Data extracted from a collection:
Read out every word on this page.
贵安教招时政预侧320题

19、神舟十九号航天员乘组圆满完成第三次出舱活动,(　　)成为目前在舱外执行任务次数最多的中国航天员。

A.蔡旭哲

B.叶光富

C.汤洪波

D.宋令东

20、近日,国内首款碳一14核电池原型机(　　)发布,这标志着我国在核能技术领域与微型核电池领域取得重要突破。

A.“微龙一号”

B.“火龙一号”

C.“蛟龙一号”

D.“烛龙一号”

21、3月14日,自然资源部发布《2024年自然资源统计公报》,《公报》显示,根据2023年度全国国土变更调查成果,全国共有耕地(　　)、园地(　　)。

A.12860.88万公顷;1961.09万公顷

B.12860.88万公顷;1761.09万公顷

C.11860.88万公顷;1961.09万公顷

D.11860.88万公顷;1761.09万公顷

DIRECTIVE: Your task is to output the full set of records exactly as presented.

ANSWER TO THIS TASK:
Read out every word on this page.
贵安教招时政预侧320题

19、神舟十九号航天员乘组圆满完成第三次出舱活动,(　　)成为目前在舱外执行任务次数最多的中国航天员。

A.蔡旭哲

B.叶光富

C.汤洪波

D.宋令东

20、近日,国内首款碳一14核电池原型机(　　)发布,这标志着我国在核能技术领域与微型核电池领域取得重要突破。

A.“微龙一号”

B.“火龙一号”

C.“蛟龙一号”

D.“烛龙一号”

21、3月14日,自然资源部发布《2024年自然资源统计公报》,《公报》显示,根据2023年度全国国土变更调查成果,全国共有耕地(　　)、园地(　　)。

A.12860.88万公顷;1961.09万公顷

B.12860.88万公顷;1761.09万公顷

C.11860.88万公顷;1961.09万公顷

D.11860.88万公顷;1761.09万公顷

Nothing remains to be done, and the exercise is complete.